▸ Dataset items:

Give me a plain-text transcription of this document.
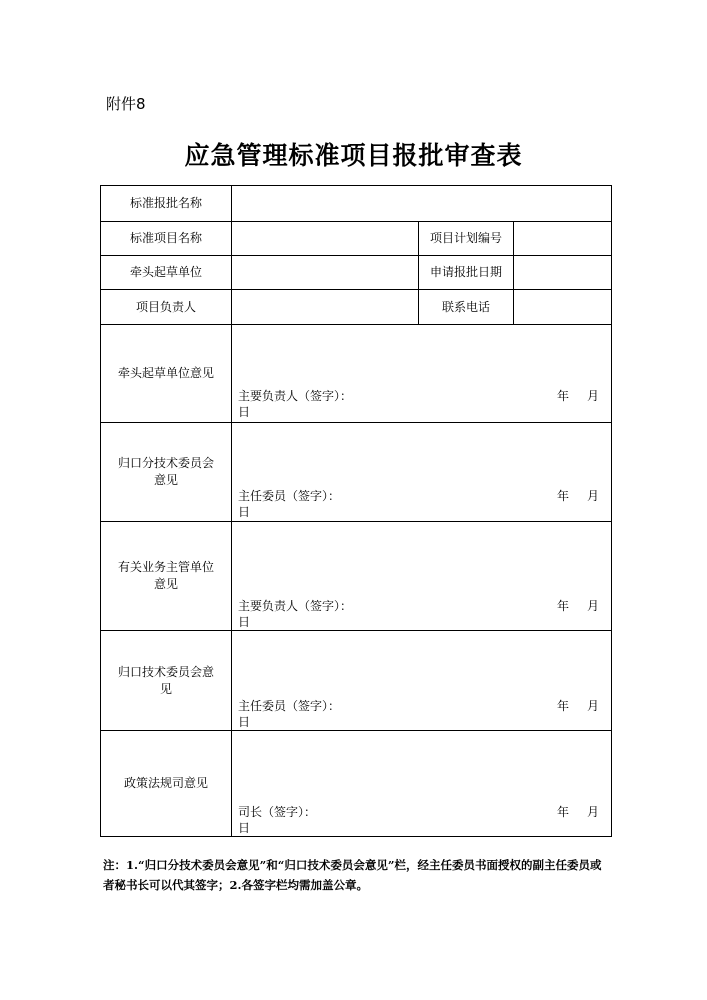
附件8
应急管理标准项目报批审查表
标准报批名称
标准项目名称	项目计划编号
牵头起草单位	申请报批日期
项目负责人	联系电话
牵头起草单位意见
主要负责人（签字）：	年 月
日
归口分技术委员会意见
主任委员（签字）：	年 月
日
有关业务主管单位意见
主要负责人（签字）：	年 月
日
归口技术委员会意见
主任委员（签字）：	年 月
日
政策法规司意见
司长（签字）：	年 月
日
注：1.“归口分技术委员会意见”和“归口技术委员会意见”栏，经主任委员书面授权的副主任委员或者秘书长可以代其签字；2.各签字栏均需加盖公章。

==

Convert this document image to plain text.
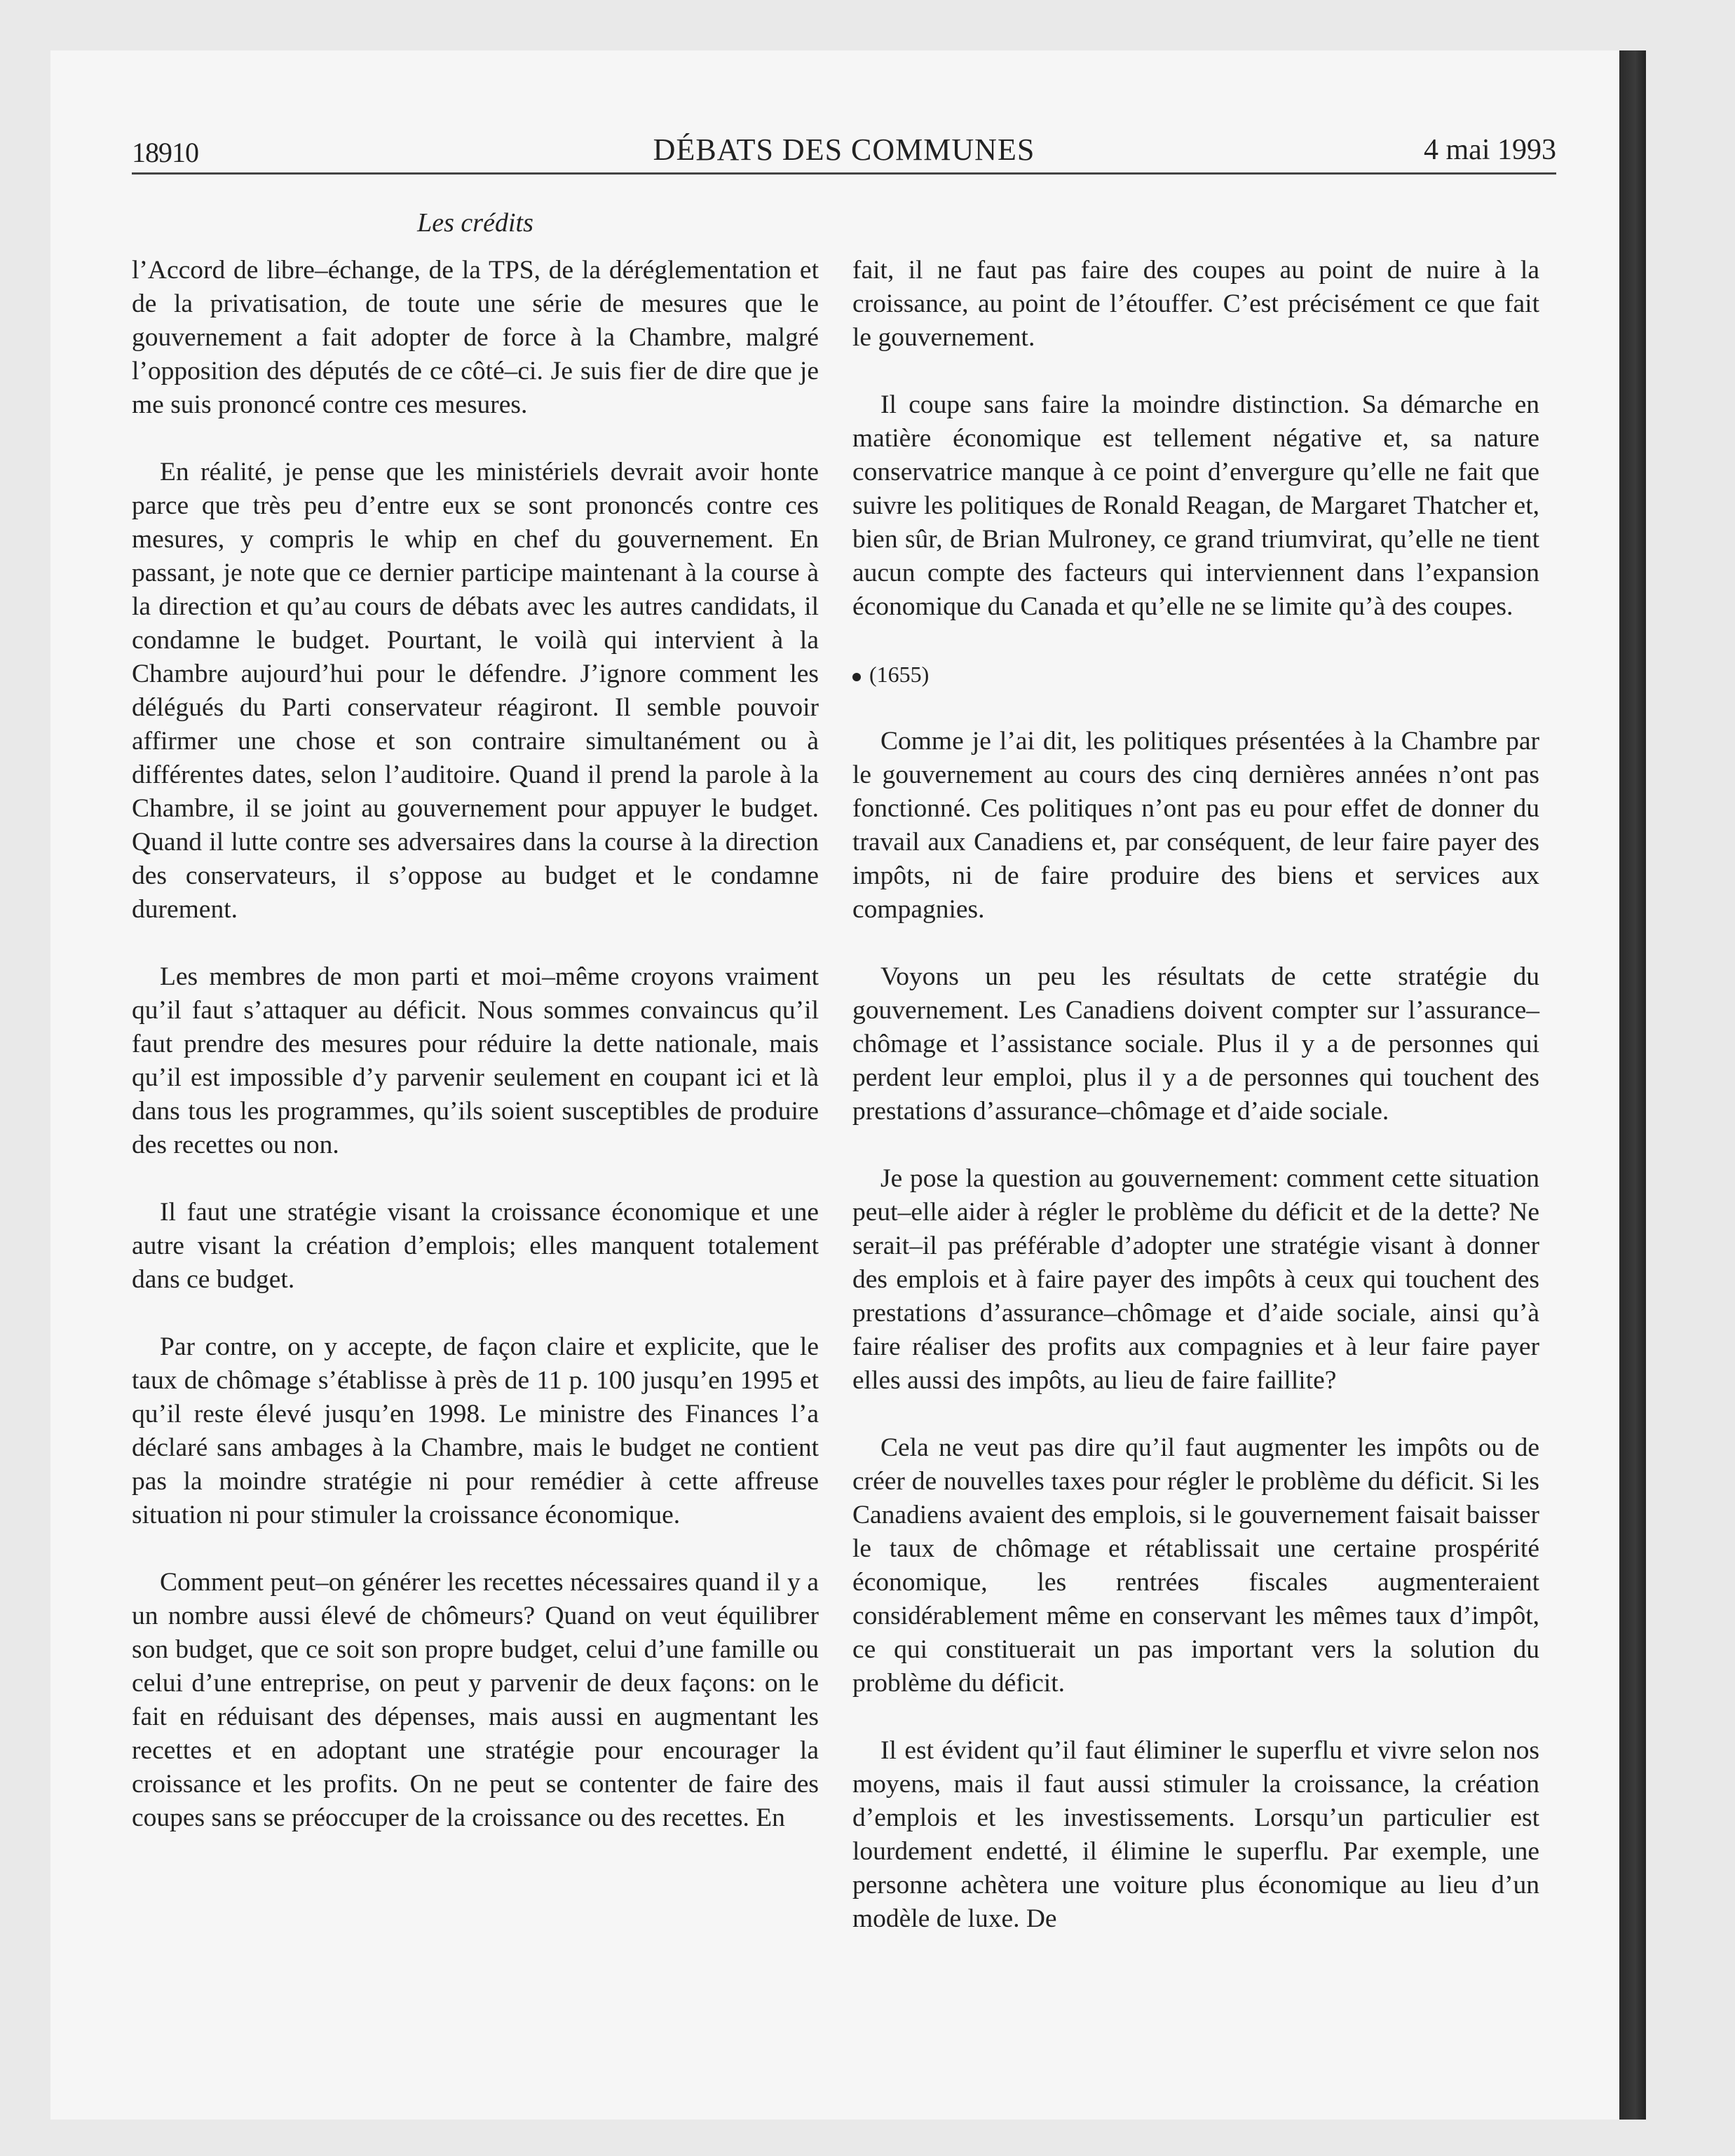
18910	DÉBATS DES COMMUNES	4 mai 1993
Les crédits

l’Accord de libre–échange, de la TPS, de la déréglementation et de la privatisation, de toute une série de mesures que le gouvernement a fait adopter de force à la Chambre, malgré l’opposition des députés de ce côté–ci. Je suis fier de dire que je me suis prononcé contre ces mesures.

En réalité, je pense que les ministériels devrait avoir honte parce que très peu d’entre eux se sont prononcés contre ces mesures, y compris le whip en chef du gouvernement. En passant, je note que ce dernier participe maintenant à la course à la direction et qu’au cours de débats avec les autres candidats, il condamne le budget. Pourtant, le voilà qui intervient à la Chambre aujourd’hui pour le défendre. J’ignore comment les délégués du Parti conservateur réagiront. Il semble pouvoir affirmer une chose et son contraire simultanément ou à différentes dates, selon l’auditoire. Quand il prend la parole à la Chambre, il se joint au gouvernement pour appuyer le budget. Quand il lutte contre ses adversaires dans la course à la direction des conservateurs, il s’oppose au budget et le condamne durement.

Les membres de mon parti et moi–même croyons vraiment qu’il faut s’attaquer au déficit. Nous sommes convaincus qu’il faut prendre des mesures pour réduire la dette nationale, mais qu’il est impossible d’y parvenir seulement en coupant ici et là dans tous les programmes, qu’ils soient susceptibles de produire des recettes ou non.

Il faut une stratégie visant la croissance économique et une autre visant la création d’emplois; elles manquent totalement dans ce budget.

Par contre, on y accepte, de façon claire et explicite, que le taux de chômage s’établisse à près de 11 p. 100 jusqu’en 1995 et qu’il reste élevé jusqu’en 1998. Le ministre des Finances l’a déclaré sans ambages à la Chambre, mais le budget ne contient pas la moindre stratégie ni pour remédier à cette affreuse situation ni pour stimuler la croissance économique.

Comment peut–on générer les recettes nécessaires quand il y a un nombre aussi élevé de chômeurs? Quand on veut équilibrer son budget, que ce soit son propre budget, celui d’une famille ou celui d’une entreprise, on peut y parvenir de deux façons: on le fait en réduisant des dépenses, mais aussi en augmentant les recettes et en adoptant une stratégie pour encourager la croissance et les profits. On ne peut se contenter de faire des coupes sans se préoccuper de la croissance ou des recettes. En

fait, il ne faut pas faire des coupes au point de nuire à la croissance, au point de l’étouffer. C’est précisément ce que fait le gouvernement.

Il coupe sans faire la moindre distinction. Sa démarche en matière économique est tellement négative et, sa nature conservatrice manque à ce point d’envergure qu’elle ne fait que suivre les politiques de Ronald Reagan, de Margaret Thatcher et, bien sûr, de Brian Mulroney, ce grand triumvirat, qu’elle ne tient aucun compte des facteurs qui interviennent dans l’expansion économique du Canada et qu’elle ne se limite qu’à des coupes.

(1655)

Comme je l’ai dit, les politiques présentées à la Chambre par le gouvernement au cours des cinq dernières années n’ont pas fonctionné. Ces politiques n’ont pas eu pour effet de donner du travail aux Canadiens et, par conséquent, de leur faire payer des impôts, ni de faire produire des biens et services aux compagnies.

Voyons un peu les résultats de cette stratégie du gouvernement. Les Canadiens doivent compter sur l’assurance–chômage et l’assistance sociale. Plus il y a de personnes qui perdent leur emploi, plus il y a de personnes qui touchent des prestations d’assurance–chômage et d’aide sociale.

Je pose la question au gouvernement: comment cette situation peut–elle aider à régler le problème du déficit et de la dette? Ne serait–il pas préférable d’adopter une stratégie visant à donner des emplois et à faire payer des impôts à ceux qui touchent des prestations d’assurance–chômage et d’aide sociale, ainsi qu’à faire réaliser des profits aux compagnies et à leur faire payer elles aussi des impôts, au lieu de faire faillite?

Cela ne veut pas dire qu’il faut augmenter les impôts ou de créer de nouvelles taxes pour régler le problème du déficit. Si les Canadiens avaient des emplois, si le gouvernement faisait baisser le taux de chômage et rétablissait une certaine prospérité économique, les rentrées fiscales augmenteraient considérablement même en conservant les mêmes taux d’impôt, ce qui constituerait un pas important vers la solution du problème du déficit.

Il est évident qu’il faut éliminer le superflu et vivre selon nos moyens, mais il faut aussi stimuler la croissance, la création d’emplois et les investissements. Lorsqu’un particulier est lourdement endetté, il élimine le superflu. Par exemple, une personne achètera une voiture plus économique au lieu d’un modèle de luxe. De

▸ PROBLEM STATEMENT: Using the listing above, show each line holding the string "profits".

▸ ANSWER IN FULL:
Comment peut–on générer les recettes nécessaires quand il y a un nombre aussi élevé de chômeurs? Quand on veut équilibrer son budget, que ce soit son propre budget, celui d’une famille ou celui d’une entreprise, on peut y parvenir de deux façons: on le fait en réduisant des dépenses, mais aussi en augmentant les recettes et en adoptant une stratégie pour encourager la croissance et les profits. On ne peut se contenter de faire des coupes sans se préoccuper de la croissance ou des recettes. En
Je pose la question au gouvernement: comment cette situation peut–elle aider à régler le problème du déficit et de la dette? Ne serait–il pas préférable d’adopter une stratégie visant à donner des emplois et à faire payer des impôts à ceux qui touchent des prestations d’assurance–chômage et d’aide sociale, ainsi qu’à faire réaliser des profits aux compagnies et à leur faire payer elles aussi des impôts, au lieu de faire faillite?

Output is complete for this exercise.